Exercise objective: Return all entries word for word, but drop any images.

┌─ Given data

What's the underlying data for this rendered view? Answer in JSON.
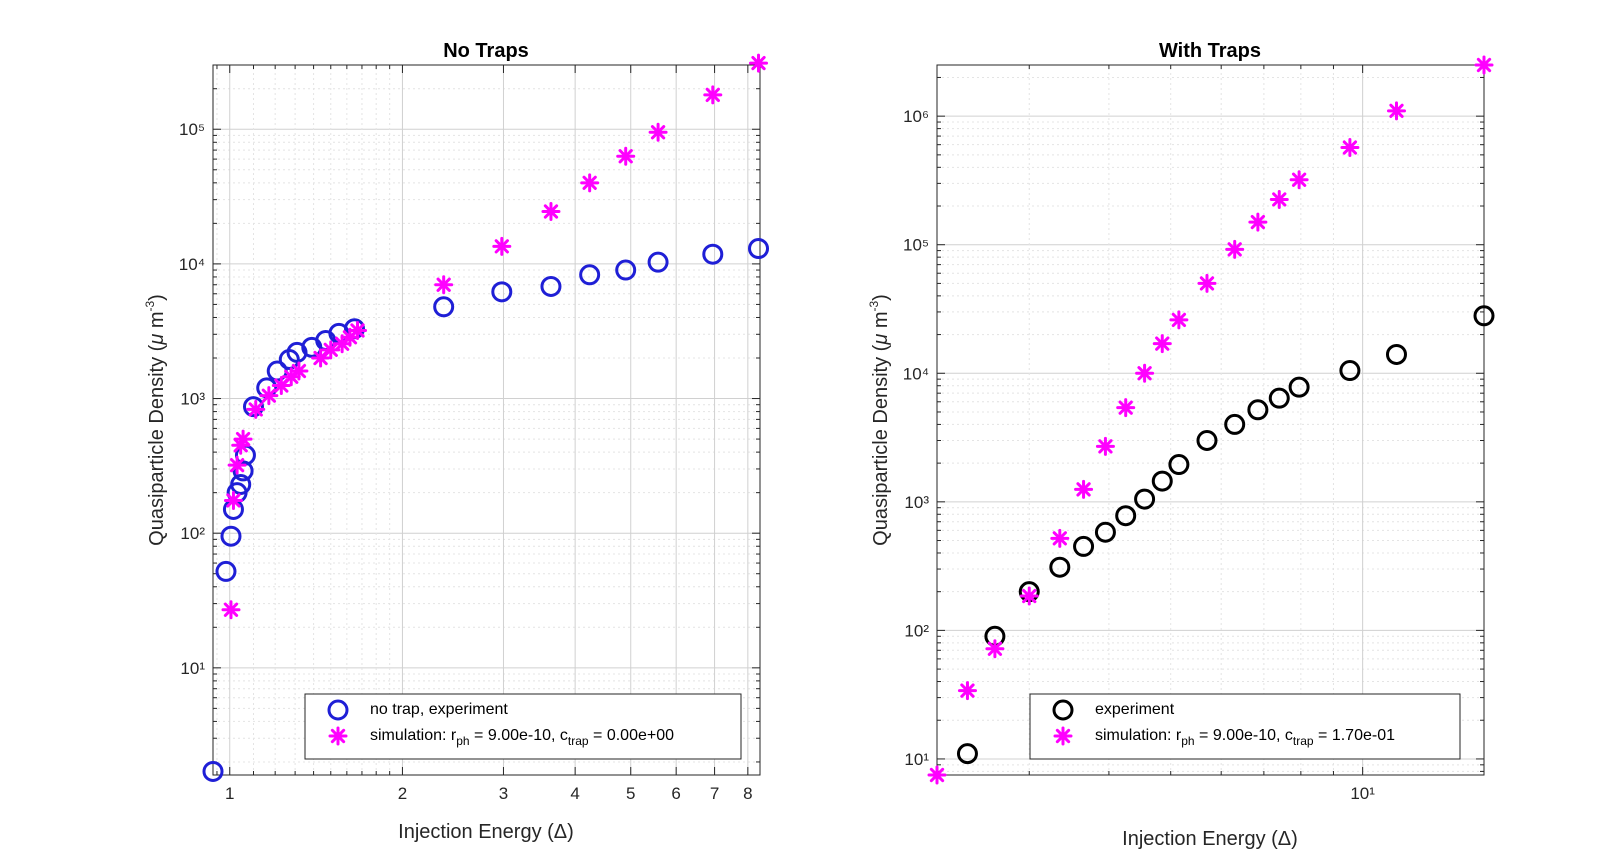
{
  "chart_data": [
    {
      "type": "scatter",
      "title": "No Traps",
      "xlabel": "Injection Energy (Δ)",
      "ylabel": "Quasiparticle Density (μ m^-3)",
      "xscale": "log",
      "yscale": "log",
      "xlim": [
        0.935,
        8.4
      ],
      "ylim": [
        1.6,
        300000
      ],
      "grid": true,
      "legend_position": "bottom-right",
      "x_tick_labels": [
        "1",
        "2",
        "3",
        "4",
        "5",
        "6",
        "7",
        "8"
      ],
      "x_ticks": [
        1,
        2,
        3,
        4,
        5,
        6,
        7,
        8
      ],
      "x_minor_ticks": [
        0.95,
        1.1,
        1.2,
        1.3,
        1.4,
        1.5,
        1.6,
        1.7,
        1.8,
        1.9
      ],
      "y_ticks": [
        10,
        100,
        1000,
        10000,
        100000
      ],
      "series": [
        {
          "name": "no trap, experiment",
          "marker": "circle",
          "color": "#1f1fd6",
          "points": [
            [
              0.935,
              1.7
            ],
            [
              0.985,
              52
            ],
            [
              1.005,
              95
            ],
            [
              1.015,
              150
            ],
            [
              1.03,
              200
            ],
            [
              1.045,
              230
            ],
            [
              1.055,
              290
            ],
            [
              1.065,
              380
            ],
            [
              1.1,
              870
            ],
            [
              1.16,
              1200
            ],
            [
              1.21,
              1600
            ],
            [
              1.27,
              1950
            ],
            [
              1.31,
              2200
            ],
            [
              1.39,
              2400
            ],
            [
              1.47,
              2700
            ],
            [
              1.55,
              3050
            ],
            [
              1.65,
              3300
            ],
            [
              2.36,
              4800
            ],
            [
              2.98,
              6200
            ],
            [
              3.63,
              6800
            ],
            [
              4.24,
              8300
            ],
            [
              4.9,
              9000
            ],
            [
              5.58,
              10300
            ],
            [
              6.95,
              11800
            ],
            [
              8.35,
              13000
            ]
          ]
        },
        {
          "name": "simulation: r_ph = 9.00e-10, c_trap = 0.00e+00",
          "marker": "asterisk",
          "color": "#ff00ff",
          "points": [
            [
              1.005,
              27
            ],
            [
              1.015,
              175
            ],
            [
              1.03,
              320
            ],
            [
              1.045,
              450
            ],
            [
              1.055,
              500
            ],
            [
              1.11,
              830
            ],
            [
              1.17,
              1050
            ],
            [
              1.23,
              1250
            ],
            [
              1.28,
              1450
            ],
            [
              1.32,
              1600
            ],
            [
              1.44,
              2000
            ],
            [
              1.5,
              2300
            ],
            [
              1.57,
              2550
            ],
            [
              1.62,
              2850
            ],
            [
              1.67,
              3200
            ],
            [
              2.36,
              7000
            ],
            [
              2.98,
              13500
            ],
            [
              3.63,
              24500
            ],
            [
              4.24,
              40000
            ],
            [
              4.9,
              63000
            ],
            [
              5.58,
              95000
            ],
            [
              6.95,
              180000
            ],
            [
              8.35,
              310000
            ]
          ]
        }
      ],
      "legend": {
        "entries": [
          {
            "text": "no trap, experiment"
          },
          {
            "pre": "simulation: r",
            "sub1": "ph",
            "mid": " = 9.00e-10, c",
            "sub2": "trap",
            "post": " = 0.00e+00"
          }
        ]
      }
    },
    {
      "type": "scatter",
      "title": "With Traps",
      "xlabel": "Injection Energy (Δ)",
      "ylabel": "Quasiparticle Density (μ m^-3)",
      "xscale": "log",
      "yscale": "log",
      "xlim": [
        2.15,
        15.5
      ],
      "ylim": [
        7.5,
        2500000
      ],
      "grid": true,
      "legend_position": "bottom-right",
      "x_ticks": [
        10
      ],
      "x_minor_ticks": [
        3,
        4,
        5,
        6,
        7,
        8,
        9
      ],
      "y_ticks": [
        10,
        100,
        1000,
        10000,
        100000,
        1000000
      ],
      "series": [
        {
          "name": "experiment",
          "marker": "circle",
          "color": "#000000",
          "points": [
            [
              2.4,
              11
            ],
            [
              2.65,
              90
            ],
            [
              3.0,
              200
            ],
            [
              3.35,
              310
            ],
            [
              3.65,
              450
            ],
            [
              3.95,
              580
            ],
            [
              4.25,
              780
            ],
            [
              4.55,
              1050
            ],
            [
              4.85,
              1450
            ],
            [
              5.15,
              1950
            ],
            [
              5.7,
              3000
            ],
            [
              6.3,
              4000
            ],
            [
              6.85,
              5200
            ],
            [
              7.4,
              6400
            ],
            [
              7.95,
              7800
            ],
            [
              9.55,
              10500
            ],
            [
              11.3,
              14000
            ],
            [
              15.5,
              28000
            ]
          ]
        },
        {
          "name": "simulation: r_ph = 9.00e-10, c_trap = 1.70e-01",
          "marker": "asterisk",
          "color": "#ff00ff",
          "points": [
            [
              2.15,
              7.5
            ],
            [
              2.4,
              34
            ],
            [
              2.65,
              72
            ],
            [
              3.0,
              185
            ],
            [
              3.35,
              520
            ],
            [
              3.65,
              1250
            ],
            [
              3.95,
              2700
            ],
            [
              4.25,
              5400
            ],
            [
              4.55,
              10000
            ],
            [
              4.85,
              17000
            ],
            [
              5.15,
              26000
            ],
            [
              5.7,
              50000
            ],
            [
              6.3,
              92000
            ],
            [
              6.85,
              150000
            ],
            [
              7.4,
              225000
            ],
            [
              7.95,
              320000
            ],
            [
              9.55,
              570000
            ],
            [
              11.3,
              1100000
            ],
            [
              15.5,
              2500000
            ]
          ]
        }
      ],
      "legend": {
        "entries": [
          {
            "text": "experiment"
          },
          {
            "pre": "simulation: r",
            "sub1": "ph",
            "mid": " = 9.00e-10, c",
            "sub2": "trap",
            "post": " = 1.70e-01"
          }
        ]
      }
    }
  ]
}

└─

Reply to the task:
What's the underlying data for this rendered view? Answer in JSON.
{
  "chart_data": [
    {
      "type": "scatter",
      "title": "No Traps",
      "xlabel": "Injection Energy (Δ)",
      "ylabel": "Quasiparticle Density (μ m^-3)",
      "xscale": "log",
      "yscale": "log",
      "xlim": [
        0.935,
        8.4
      ],
      "ylim": [
        1.6,
        300000
      ],
      "grid": true,
      "legend_position": "bottom-right",
      "x_tick_labels": [
        "1",
        "2",
        "3",
        "4",
        "5",
        "6",
        "7",
        "8"
      ],
      "x_ticks": [
        1,
        2,
        3,
        4,
        5,
        6,
        7,
        8
      ],
      "x_minor_ticks": [
        0.95,
        1.1,
        1.2,
        1.3,
        1.4,
        1.5,
        1.6,
        1.7,
        1.8,
        1.9
      ],
      "y_ticks": [
        10,
        100,
        1000,
        10000,
        100000
      ],
      "series": [
        {
          "name": "no trap, experiment",
          "marker": "circle",
          "color": "#1f1fd6",
          "points": [
            [
              0.935,
              1.7
            ],
            [
              0.985,
              52
            ],
            [
              1.005,
              95
            ],
            [
              1.015,
              150
            ],
            [
              1.03,
              200
            ],
            [
              1.045,
              230
            ],
            [
              1.055,
              290
            ],
            [
              1.065,
              380
            ],
            [
              1.1,
              870
            ],
            [
              1.16,
              1200
            ],
            [
              1.21,
              1600
            ],
            [
              1.27,
              1950
            ],
            [
              1.31,
              2200
            ],
            [
              1.39,
              2400
            ],
            [
              1.47,
              2700
            ],
            [
              1.55,
              3050
            ],
            [
              1.65,
              3300
            ],
            [
              2.36,
              4800
            ],
            [
              2.98,
              6200
            ],
            [
              3.63,
              6800
            ],
            [
              4.24,
              8300
            ],
            [
              4.9,
              9000
            ],
            [
              5.58,
              10300
            ],
            [
              6.95,
              11800
            ],
            [
              8.35,
              13000
            ]
          ]
        },
        {
          "name": "simulation: r_ph = 9.00e-10, c_trap = 0.00e+00",
          "marker": "asterisk",
          "color": "#ff00ff",
          "points": [
            [
              1.005,
              27
            ],
            [
              1.015,
              175
            ],
            [
              1.03,
              320
            ],
            [
              1.045,
              450
            ],
            [
              1.055,
              500
            ],
            [
              1.11,
              830
            ],
            [
              1.17,
              1050
            ],
            [
              1.23,
              1250
            ],
            [
              1.28,
              1450
            ],
            [
              1.32,
              1600
            ],
            [
              1.44,
              2000
            ],
            [
              1.5,
              2300
            ],
            [
              1.57,
              2550
            ],
            [
              1.62,
              2850
            ],
            [
              1.67,
              3200
            ],
            [
              2.36,
              7000
            ],
            [
              2.98,
              13500
            ],
            [
              3.63,
              24500
            ],
            [
              4.24,
              40000
            ],
            [
              4.9,
              63000
            ],
            [
              5.58,
              95000
            ],
            [
              6.95,
              180000
            ],
            [
              8.35,
              310000
            ]
          ]
        }
      ],
      "legend": {
        "entries": [
          {
            "text": "no trap, experiment"
          },
          {
            "pre": "simulation: r",
            "sub1": "ph",
            "mid": " = 9.00e-10, c",
            "sub2": "trap",
            "post": " = 0.00e+00"
          }
        ]
      }
    },
    {
      "type": "scatter",
      "title": "With Traps",
      "xlabel": "Injection Energy (Δ)",
      "ylabel": "Quasiparticle Density (μ m^-3)",
      "xscale": "log",
      "yscale": "log",
      "xlim": [
        2.15,
        15.5
      ],
      "ylim": [
        7.5,
        2500000
      ],
      "grid": true,
      "legend_position": "bottom-right",
      "x_ticks": [
        10
      ],
      "x_minor_ticks": [
        3,
        4,
        5,
        6,
        7,
        8,
        9
      ],
      "y_ticks": [
        10,
        100,
        1000,
        10000,
        100000,
        1000000
      ],
      "series": [
        {
          "name": "experiment",
          "marker": "circle",
          "color": "#000000",
          "points": [
            [
              2.4,
              11
            ],
            [
              2.65,
              90
            ],
            [
              3.0,
              200
            ],
            [
              3.35,
              310
            ],
            [
              3.65,
              450
            ],
            [
              3.95,
              580
            ],
            [
              4.25,
              780
            ],
            [
              4.55,
              1050
            ],
            [
              4.85,
              1450
            ],
            [
              5.15,
              1950
            ],
            [
              5.7,
              3000
            ],
            [
              6.3,
              4000
            ],
            [
              6.85,
              5200
            ],
            [
              7.4,
              6400
            ],
            [
              7.95,
              7800
            ],
            [
              9.55,
              10500
            ],
            [
              11.3,
              14000
            ],
            [
              15.5,
              28000
            ]
          ]
        },
        {
          "name": "simulation: r_ph = 9.00e-10, c_trap = 1.70e-01",
          "marker": "asterisk",
          "color": "#ff00ff",
          "points": [
            [
              2.15,
              7.5
            ],
            [
              2.4,
              34
            ],
            [
              2.65,
              72
            ],
            [
              3.0,
              185
            ],
            [
              3.35,
              520
            ],
            [
              3.65,
              1250
            ],
            [
              3.95,
              2700
            ],
            [
              4.25,
              5400
            ],
            [
              4.55,
              10000
            ],
            [
              4.85,
              17000
            ],
            [
              5.15,
              26000
            ],
            [
              5.7,
              50000
            ],
            [
              6.3,
              92000
            ],
            [
              6.85,
              150000
            ],
            [
              7.4,
              225000
            ],
            [
              7.95,
              320000
            ],
            [
              9.55,
              570000
            ],
            [
              11.3,
              1100000
            ],
            [
              15.5,
              2500000
            ]
          ]
        }
      ],
      "legend": {
        "entries": [
          {
            "text": "experiment"
          },
          {
            "pre": "simulation: r",
            "sub1": "ph",
            "mid": " = 9.00e-10, c",
            "sub2": "trap",
            "post": " = 1.70e-01"
          }
        ]
      }
    }
  ]
}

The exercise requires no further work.